Objective — Your task is to gather the lines below that hold the string "heading".

Records from a collection —
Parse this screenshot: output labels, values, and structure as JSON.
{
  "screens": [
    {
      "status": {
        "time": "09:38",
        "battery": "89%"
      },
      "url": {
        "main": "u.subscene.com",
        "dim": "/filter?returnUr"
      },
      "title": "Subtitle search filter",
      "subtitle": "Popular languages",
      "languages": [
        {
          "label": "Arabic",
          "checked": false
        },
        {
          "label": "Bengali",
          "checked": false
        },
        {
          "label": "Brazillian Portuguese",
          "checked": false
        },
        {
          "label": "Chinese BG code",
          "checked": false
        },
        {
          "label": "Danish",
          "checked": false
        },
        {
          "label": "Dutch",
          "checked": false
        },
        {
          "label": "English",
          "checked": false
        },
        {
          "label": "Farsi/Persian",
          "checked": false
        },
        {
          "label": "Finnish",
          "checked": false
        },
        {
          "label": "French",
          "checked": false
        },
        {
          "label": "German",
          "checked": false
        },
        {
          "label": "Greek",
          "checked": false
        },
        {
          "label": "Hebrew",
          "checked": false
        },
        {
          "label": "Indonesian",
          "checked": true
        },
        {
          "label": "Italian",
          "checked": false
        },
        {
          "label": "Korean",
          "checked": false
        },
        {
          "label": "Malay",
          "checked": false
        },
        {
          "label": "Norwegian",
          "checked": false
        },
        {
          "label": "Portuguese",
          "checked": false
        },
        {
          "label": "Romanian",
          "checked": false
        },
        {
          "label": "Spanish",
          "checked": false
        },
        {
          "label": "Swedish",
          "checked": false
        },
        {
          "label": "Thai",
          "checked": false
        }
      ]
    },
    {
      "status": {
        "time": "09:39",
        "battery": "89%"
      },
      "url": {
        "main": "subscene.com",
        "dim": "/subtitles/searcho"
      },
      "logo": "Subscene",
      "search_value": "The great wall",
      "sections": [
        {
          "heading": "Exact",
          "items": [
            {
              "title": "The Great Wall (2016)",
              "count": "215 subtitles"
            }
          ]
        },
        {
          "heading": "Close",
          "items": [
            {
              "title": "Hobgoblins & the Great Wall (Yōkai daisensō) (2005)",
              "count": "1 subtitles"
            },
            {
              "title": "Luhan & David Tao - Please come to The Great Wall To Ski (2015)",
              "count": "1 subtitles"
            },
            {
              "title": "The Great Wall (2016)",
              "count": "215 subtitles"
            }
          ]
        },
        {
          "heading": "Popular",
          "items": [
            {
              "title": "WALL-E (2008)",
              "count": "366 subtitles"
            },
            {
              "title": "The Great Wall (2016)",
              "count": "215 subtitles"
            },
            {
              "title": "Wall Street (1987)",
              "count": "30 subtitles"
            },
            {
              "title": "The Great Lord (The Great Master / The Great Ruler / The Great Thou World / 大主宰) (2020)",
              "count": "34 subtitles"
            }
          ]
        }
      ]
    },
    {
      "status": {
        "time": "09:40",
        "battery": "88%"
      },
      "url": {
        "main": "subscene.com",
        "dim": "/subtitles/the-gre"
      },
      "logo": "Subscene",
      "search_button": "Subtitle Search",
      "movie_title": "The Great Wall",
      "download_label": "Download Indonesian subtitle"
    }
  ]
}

Written answer —
          "heading": "Exact",
          "heading": "Close",
          "heading": "Popular",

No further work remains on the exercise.